* SHORT TASK *
Make an exact copy of the records, with the pictures left out.
· · · · · · ·
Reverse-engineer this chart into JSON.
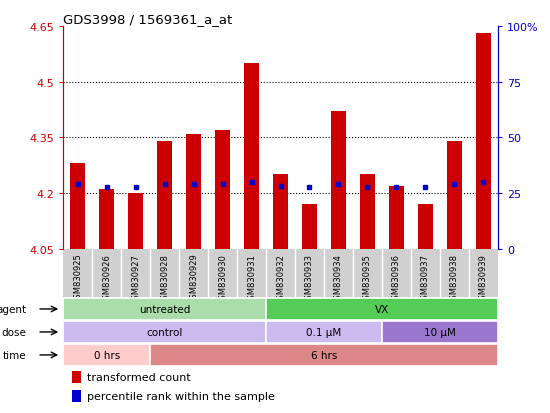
{
  "title": "GDS3998 / 1569361_a_at",
  "samples": [
    "GSM830925",
    "GSM830926",
    "GSM830927",
    "GSM830928",
    "GSM830929",
    "GSM830930",
    "GSM830931",
    "GSM830932",
    "GSM830933",
    "GSM830934",
    "GSM830935",
    "GSM830936",
    "GSM830937",
    "GSM830938",
    "GSM830939"
  ],
  "bar_values": [
    4.28,
    4.21,
    4.2,
    4.34,
    4.36,
    4.37,
    4.55,
    4.25,
    4.17,
    4.42,
    4.25,
    4.22,
    4.17,
    4.34,
    4.63
  ],
  "dot_values": [
    4.225,
    4.215,
    4.215,
    4.225,
    4.225,
    4.225,
    4.23,
    4.22,
    4.215,
    4.225,
    4.215,
    4.215,
    4.215,
    4.225,
    4.23
  ],
  "ymin": 4.05,
  "ymax": 4.65,
  "yticks": [
    4.05,
    4.2,
    4.35,
    4.5,
    4.65
  ],
  "ytick_labels": [
    "4.05",
    "4.2",
    "4.35",
    "4.5",
    "4.65"
  ],
  "right_ytick_percents": [
    0,
    25,
    50,
    75,
    100
  ],
  "right_ytick_labels": [
    "0",
    "25",
    "50",
    "75",
    "100%"
  ],
  "bar_color": "#cc0000",
  "dot_color": "#0000cc",
  "plot_bg": "#ffffff",
  "xtick_bg": "#d0d0d0",
  "agent_row": {
    "label": "agent",
    "groups": [
      {
        "text": "untreated",
        "color": "#aaddaa",
        "start": 0,
        "end": 7
      },
      {
        "text": "VX",
        "color": "#55cc55",
        "start": 7,
        "end": 15
      }
    ]
  },
  "dose_row": {
    "label": "dose",
    "groups": [
      {
        "text": "control",
        "color": "#ccbbee",
        "start": 0,
        "end": 7
      },
      {
        "text": "0.1 μM",
        "color": "#ccbbee",
        "start": 7,
        "end": 11
      },
      {
        "text": "10 μM",
        "color": "#9977cc",
        "start": 11,
        "end": 15
      }
    ]
  },
  "time_row": {
    "label": "time",
    "groups": [
      {
        "text": "0 hrs",
        "color": "#ffcccc",
        "start": 0,
        "end": 3
      },
      {
        "text": "6 hrs",
        "color": "#dd8888",
        "start": 3,
        "end": 15
      }
    ]
  },
  "legend": [
    {
      "color": "#cc0000",
      "label": "transformed count"
    },
    {
      "color": "#0000cc",
      "label": "percentile rank within the sample"
    }
  ]
}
· · · · · · ·
* REPLY TO THE TASK *
Reverse-engineer this chart into JSON.
{
  "title": "GDS3998 / 1569361_a_at",
  "samples": [
    "GSM830925",
    "GSM830926",
    "GSM830927",
    "GSM830928",
    "GSM830929",
    "GSM830930",
    "GSM830931",
    "GSM830932",
    "GSM830933",
    "GSM830934",
    "GSM830935",
    "GSM830936",
    "GSM830937",
    "GSM830938",
    "GSM830939"
  ],
  "bar_values": [
    4.28,
    4.21,
    4.2,
    4.34,
    4.36,
    4.37,
    4.55,
    4.25,
    4.17,
    4.42,
    4.25,
    4.22,
    4.17,
    4.34,
    4.63
  ],
  "dot_values": [
    4.225,
    4.215,
    4.215,
    4.225,
    4.225,
    4.225,
    4.23,
    4.22,
    4.215,
    4.225,
    4.215,
    4.215,
    4.215,
    4.225,
    4.23
  ],
  "ymin": 4.05,
  "ymax": 4.65,
  "yticks": [
    4.05,
    4.2,
    4.35,
    4.5,
    4.65
  ],
  "ytick_labels": [
    "4.05",
    "4.2",
    "4.35",
    "4.5",
    "4.65"
  ],
  "right_ytick_percents": [
    0,
    25,
    50,
    75,
    100
  ],
  "right_ytick_labels": [
    "0",
    "25",
    "50",
    "75",
    "100%"
  ],
  "bar_color": "#cc0000",
  "dot_color": "#0000cc",
  "plot_bg": "#ffffff",
  "xtick_bg": "#d0d0d0",
  "agent_row": {
    "label": "agent",
    "groups": [
      {
        "text": "untreated",
        "color": "#aaddaa",
        "start": 0,
        "end": 7
      },
      {
        "text": "VX",
        "color": "#55cc55",
        "start": 7,
        "end": 15
      }
    ]
  },
  "dose_row": {
    "label": "dose",
    "groups": [
      {
        "text": "control",
        "color": "#ccbbee",
        "start": 0,
        "end": 7
      },
      {
        "text": "0.1 μM",
        "color": "#ccbbee",
        "start": 7,
        "end": 11
      },
      {
        "text": "10 μM",
        "color": "#9977cc",
        "start": 11,
        "end": 15
      }
    ]
  },
  "time_row": {
    "label": "time",
    "groups": [
      {
        "text": "0 hrs",
        "color": "#ffcccc",
        "start": 0,
        "end": 3
      },
      {
        "text": "6 hrs",
        "color": "#dd8888",
        "start": 3,
        "end": 15
      }
    ]
  },
  "legend": [
    {
      "color": "#cc0000",
      "label": "transformed count"
    },
    {
      "color": "#0000cc",
      "label": "percentile rank within the sample"
    }
  ]
}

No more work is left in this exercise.